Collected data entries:
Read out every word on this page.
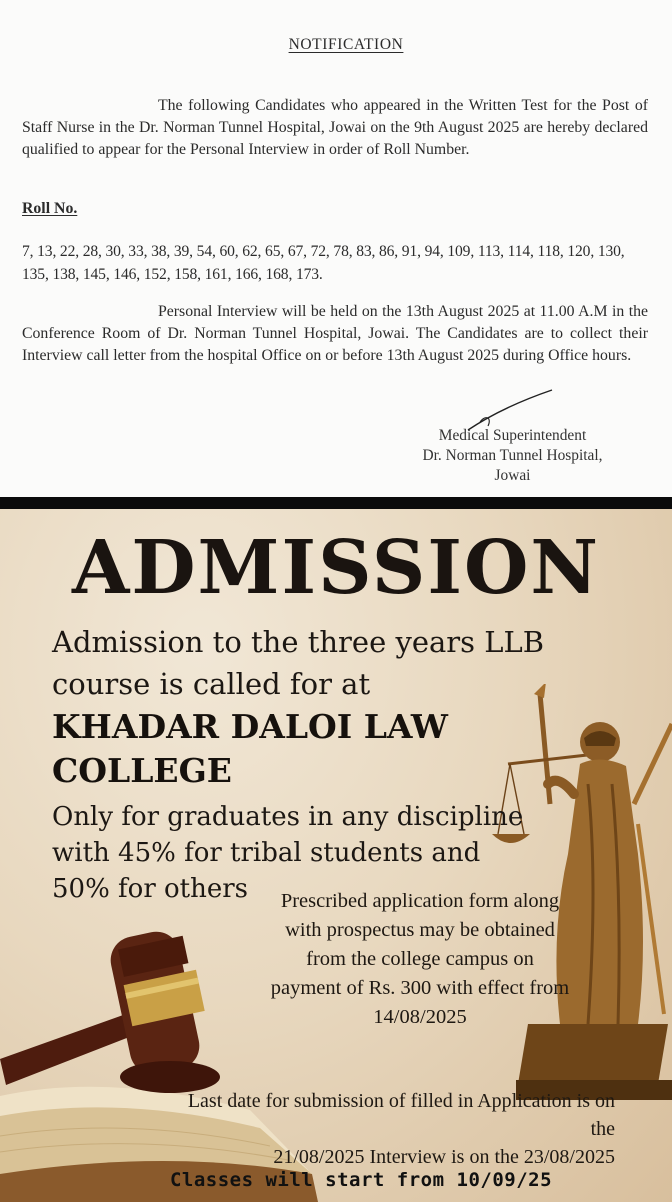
NOTIFICATION
The following Candidates who appeared in the Written Test for the Post of Staff Nurse in the Dr. Norman Tunnel Hospital, Jowai on the 9th August 2025 are hereby declared qualified to appear for the Personal Interview in order of Roll Number.
Roll No.
7, 13, 22, 28, 30, 33, 38, 39, 54, 60, 62, 65, 67, 72, 78, 83, 86, 91, 94, 109, 113, 114, 118, 120, 130, 135, 138, 145, 146, 152, 158, 161, 166, 168, 173.
Personal Interview will be held on the 13th August 2025 at 11.00 A.M in the Conference Room of Dr. Norman Tunnel Hospital, Jowai. The Candidates are to collect their Interview call letter from the hospital Office on or before 13th August 2025 during Office hours.
Medical Superintendent
Dr. Norman Tunnel Hospital,
Jowai
ADMISSION
Admission to the three years LLB course is called for at
KHADAR DALOI LAW COLLEGE
Only for graduates in any discipline with 45% for tribal students and 50% for others	Prescribed application form along with prospectus may be obtained from the college campus on payment of Rs. 300 with effect from 14/08/2025
Last date for submission of filled in Application is on the
21/08/2025 Interview is on the 23/08/2025
Classes will start from 10/09/25
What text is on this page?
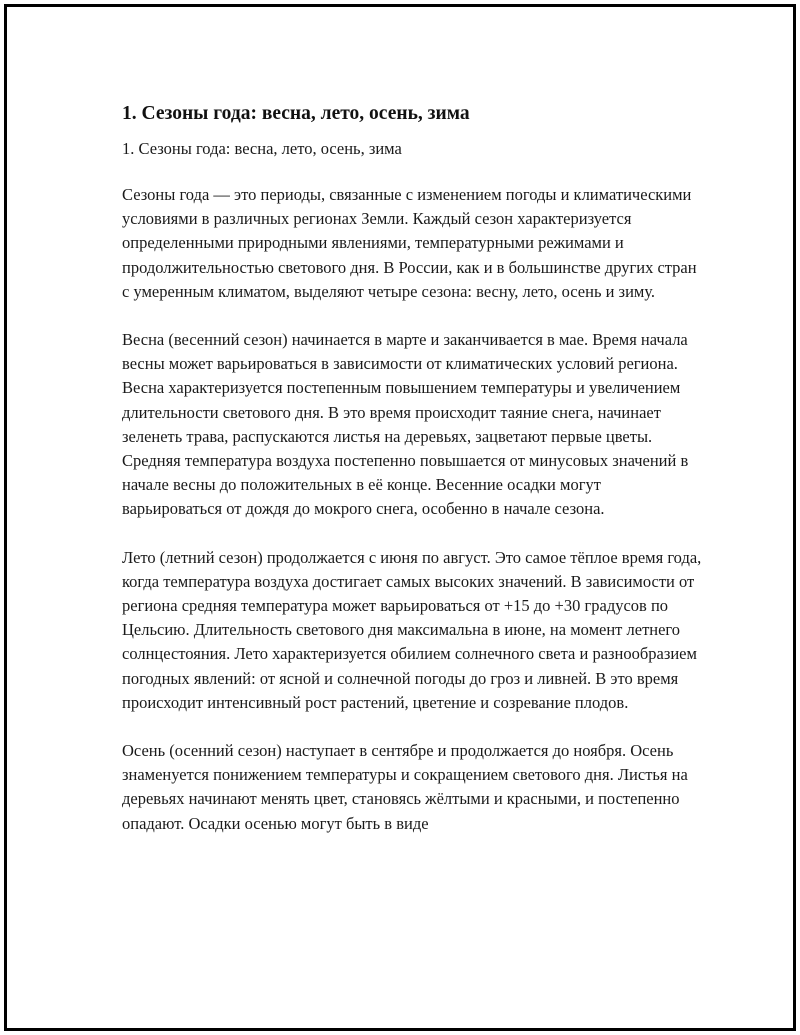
1. Сезоны года: весна, лето, осень, зима
1. Сезоны года: весна, лето, осень, зима

Сезоны года — это периоды, связанные с изменением погоды и климатическими условиями в различных регионах Земли. Каждый сезон характеризуется определенными природными явлениями, температурными режимами и продолжительностью светового дня. В России, как и в большинстве других стран с умеренным климатом, выделяют четыре сезона: весну, лето, осень и зиму.

Весна (весенний сезон) начинается в марте и заканчивается в мае. Время начала весны может варьироваться в зависимости от климатических условий региона. Весна характеризуется постепенным повышением температуры и увеличением длительности светового дня. В это время происходит таяние снега, начинает зеленеть трава, распускаются листья на деревьях, зацветают первые цветы. Средняя температура воздуха постепенно повышается от минусовых значений в начале весны до положительных в её конце. Весенние осадки могут варьироваться от дождя до мокрого снега, особенно в начале сезона.

Лето (летний сезон) продолжается с июня по август. Это самое тёплое время года, когда температура воздуха достигает самых высоких значений. В зависимости от региона средняя температура может варьироваться от +15 до +30 градусов по Цельсию. Длительность светового дня максимальна в июне, на момент летнего солнцестояния. Лето характеризуется обилием солнечного света и разнообразием погодных явлений: от ясной и солнечной погоды до гроз и ливней. В это время происходит интенсивный рост растений, цветение и созревание плодов.

Осень (осенний сезон) наступает в сентябре и продолжается до ноября. Осень знаменуется понижением температуры и сокращением светового дня. Листья на деревьях начинают менять цвет, становясь жёлтыми и красными, и постепенно опадают. Осадки осенью могут быть в виде
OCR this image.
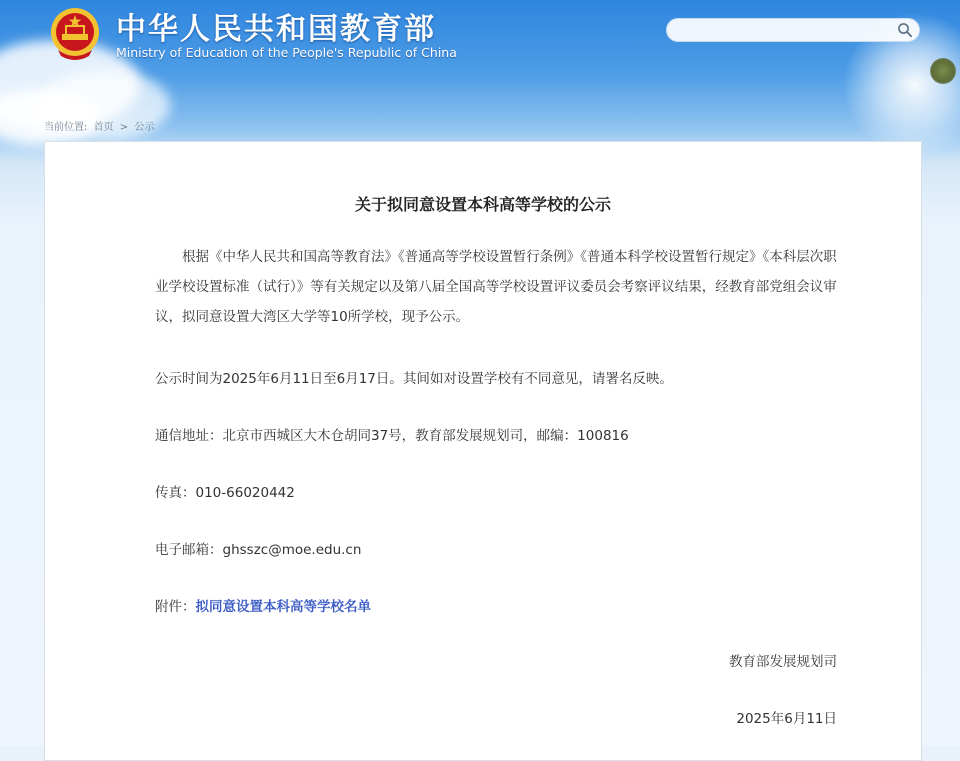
中华人民共和国教育部
Ministry of Education of the People's Republic of China
当前位置: 首页 > 公示
关于拟同意设置本科高等学校的公示
根据《中华人民共和国高等教育法》《普通高等学校设置暂行条例》《普通本科学校设置暂行规定》《本科层次职业学校设置标准（试行）》等有关规定以及第八届全国高等学校设置评议委员会考察评议结果，经教育部党组会议审议，拟同意设置大湾区大学等10所学校，现予公示。
公示时间为2025年6月11日至6月17日。其间如对设置学校有不同意见，请署名反映。
通信地址：北京市西城区大木仓胡同37号，教育部发展规划司，邮编：100816
传真：010-66020442
电子邮箱：ghsszc@moe.edu.cn
附件：拟同意设置本科高等学校名单
教育部发展规划司
2025年6月11日
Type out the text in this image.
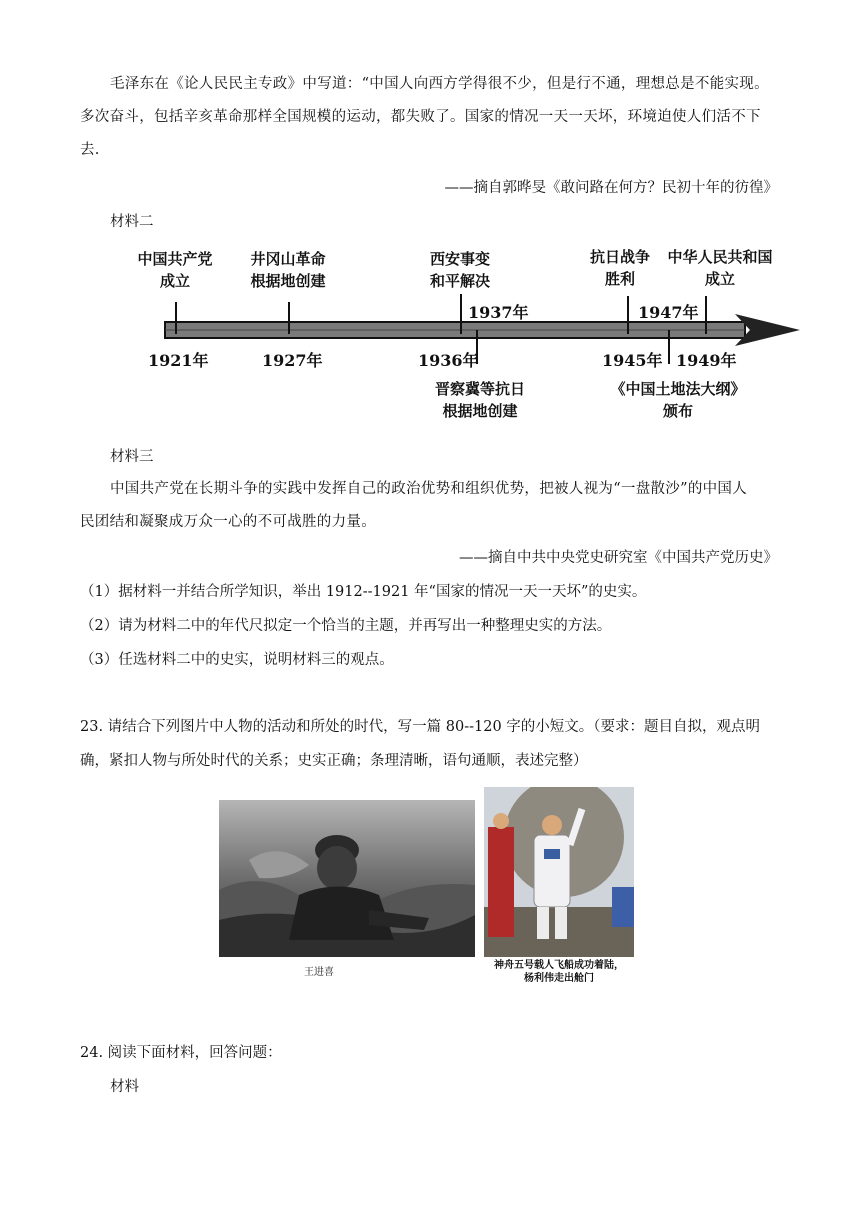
毛泽东在《论人民民主专政》中写道：“中国人向西方学得很不少，但是行不通，理想总是不能实现。
多次奋斗，包括辛亥革命那样全国规模的运动，都失败了。国家的情况一天一天坏，环境迫使人们活不下
去.
——摘自郭晔旻《敢问路在何方？民初十年的彷徨》
材料二
中国共产党
成立
井冈山革命
根据地创建
西安事变
和平解决
抗日战争
胜利
中华人民共和国
成立
1937年	1947年
1921年	1927年	1936年	1945年 1949年
晋察冀等抗日
根据地创建
《中国土地法大纲》
颁布
材料三
中国共产党在长期斗争的实践中发挥自己的政治优势和组织优势，把被人视为“一盘散沙”的中国人
民团结和凝聚成万众一心的不可战胜的力量。
——摘自中共中央党史研究室《中国共产党历史》
（1）据材料一并结合所学知识，举出 1912--1921 年“国家的情况一天一天坏”的史实。
（2）请为材料二中的年代尺拟定一个恰当的主题，并再写出一种整理史实的方法。
（3）任选材料二中的史实，说明材料三的观点。
23. 请结合下列图片中人物的活动和所处的时代，写一篇 80--120 字的小短文。（要求：题目自拟，观点明
确，紧扣人物与所处时代的关系；史实正确；条理清晰，语句通顺，表述完整）
王进喜
神舟五号载人飞船成功着陆，
杨利伟走出舱门
24. 阅读下面材料，回答问题：
材料
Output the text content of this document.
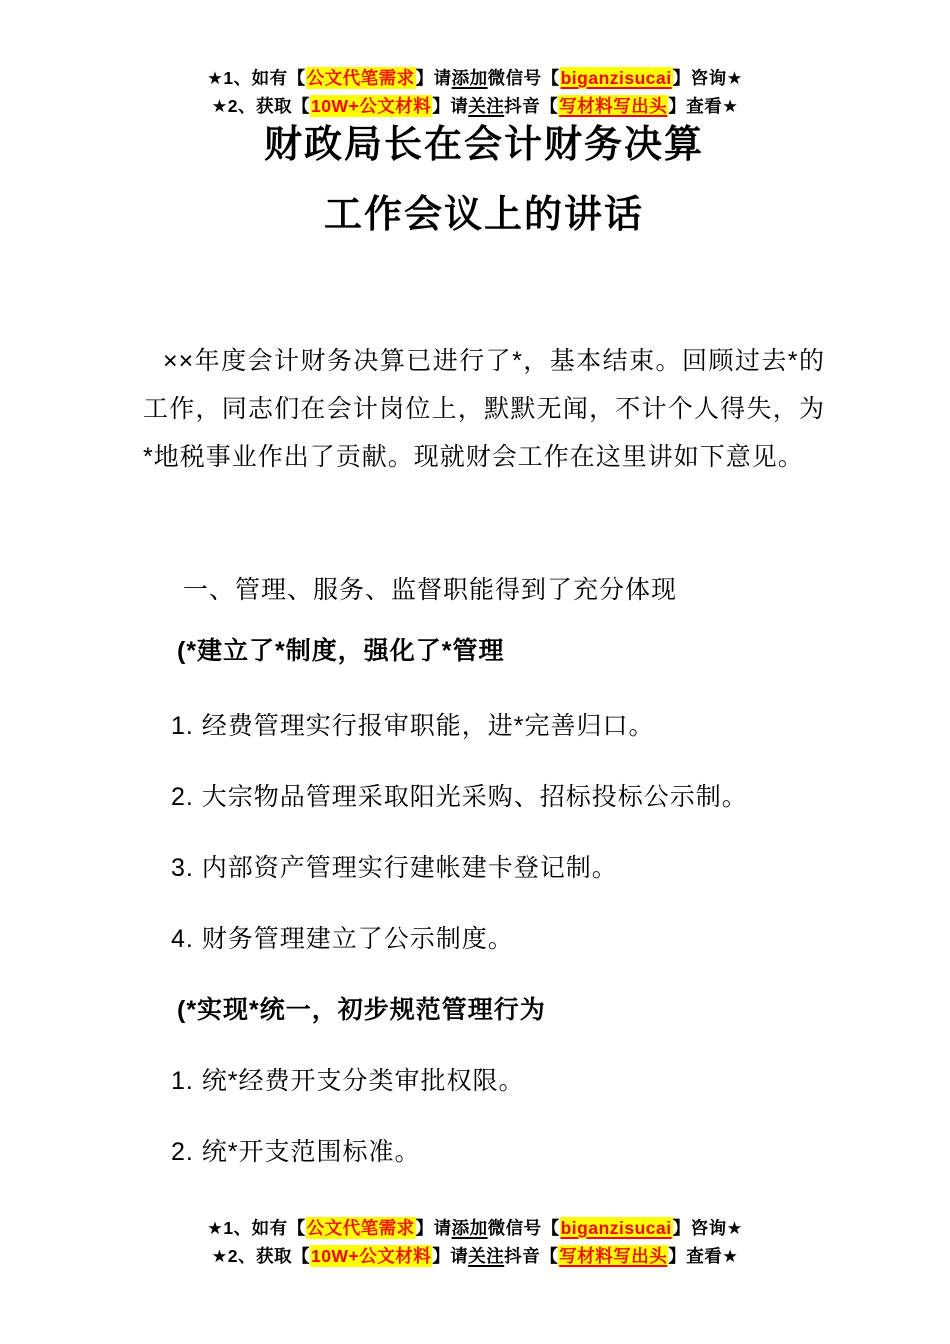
★1、如有【公文代笔需求】请添加微信号【biganzisucai】咨询★
★2、获取【10W+公文材料】请关注抖音【写材料写出头】查看★
财政局长在会计财务决算
工作会议上的讲话

××年度会计财务决算已进行了*，基本结束。回顾过去*的工作，同志们在会计岗位上，默默无闻，不计个人得失，为*地税事业作出了贡献。现就财会工作在这里讲如下意见。

一、管理、服务、监督职能得到了充分体现

(*建立了*制度，强化了*管理

1. 经费管理实行报审职能，进*完善归口。

2. 大宗物品管理采取阳光采购、招标投标公示制。

3. 内部资产管理实行建帐建卡登记制。

4. 财务管理建立了公示制度。

(*实现*统一，初步规范管理行为

1. 统*经费开支分类审批权限。

2. 统*开支范围标准。

★1、如有【公文代笔需求】请添加微信号【biganzisucai】咨询★
★2、获取【10W+公文材料】请关注抖音【写材料写出头】查看★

▶ GIVEN REQUEST
Output exactly the lines from the one containing "Type out the text in this image." through the last line of the records above, both included, and leave out the pictures.

▶ RESPONSE TO THIS EXERCISE
Type out the text in this image.
毛泽东在《论人民民主专政》中写道：“中国人向西方学得很不少，但是行不通，理想总是不能实现。
多次奋斗，包括辛亥革命那样全国规模的运动，都失败了。国家的情况一天一天坏，环境迫使人们活不下
去.
——摘自郭晔旻《敢问路在何方？民初十年的彷徨》
材料二
中国共产党
成立
井冈山革命
根据地创建
西安事变
和平解决
抗日战争
胜利
中华人民共和国
成立
1937年	1947年
1921年	1927年	1936年	1945年 1949年
晋察冀等抗日
根据地创建
《中国土地法大纲》
颁布
材料三
中国共产党在长期斗争的实践中发挥自己的政治优势和组织优势，把被人视为“一盘散沙”的中国人
民团结和凝聚成万众一心的不可战胜的力量。
——摘自中共中央党史研究室《中国共产党历史》
（1）据材料一并结合所学知识，举出 1912--1921 年“国家的情况一天一天坏”的史实。
（2）请为材料二中的年代尺拟定一个恰当的主题，并再写出一种整理史实的方法。
（3）任选材料二中的史实，说明材料三的观点。
23. 请结合下列图片中人物的活动和所处的时代，写一篇 80--120 字的小短文。（要求：题目自拟，观点明
确，紧扣人物与所处时代的关系；史实正确；条理清晰，语句通顺，表述完整）
王进喜
神舟五号载人飞船成功着陆，
杨利伟走出舱门
24. 阅读下面材料，回答问题：
材料
Output the text content of this document.
★1、如有【公文代笔需求】请添加微信号【biganzisucai】咨询★
★2、获取【10W+公文材料】请关注抖音【写材料写出头】查看★
财政局长在会计财务决算
工作会议上的讲话

××年度会计财务决算已进行了*，基本结束。回顾过去*的工作，同志们在会计岗位上，默默无闻，不计个人得失，为*地税事业作出了贡献。现就财会工作在这里讲如下意见。

一、管理、服务、监督职能得到了充分体现

(*建立了*制度，强化了*管理

1. 经费管理实行报审职能，进*完善归口。

2. 大宗物品管理采取阳光采购、招标投标公示制。

3. 内部资产管理实行建帐建卡登记制。

4. 财务管理建立了公示制度。

(*实现*统一，初步规范管理行为

1. 统*经费开支分类审批权限。

2. 统*开支范围标准。

★1、如有【公文代笔需求】请添加微信号【biganzisucai】咨询★
★2、获取【10W+公文材料】请关注抖音【写材料写出头】查看★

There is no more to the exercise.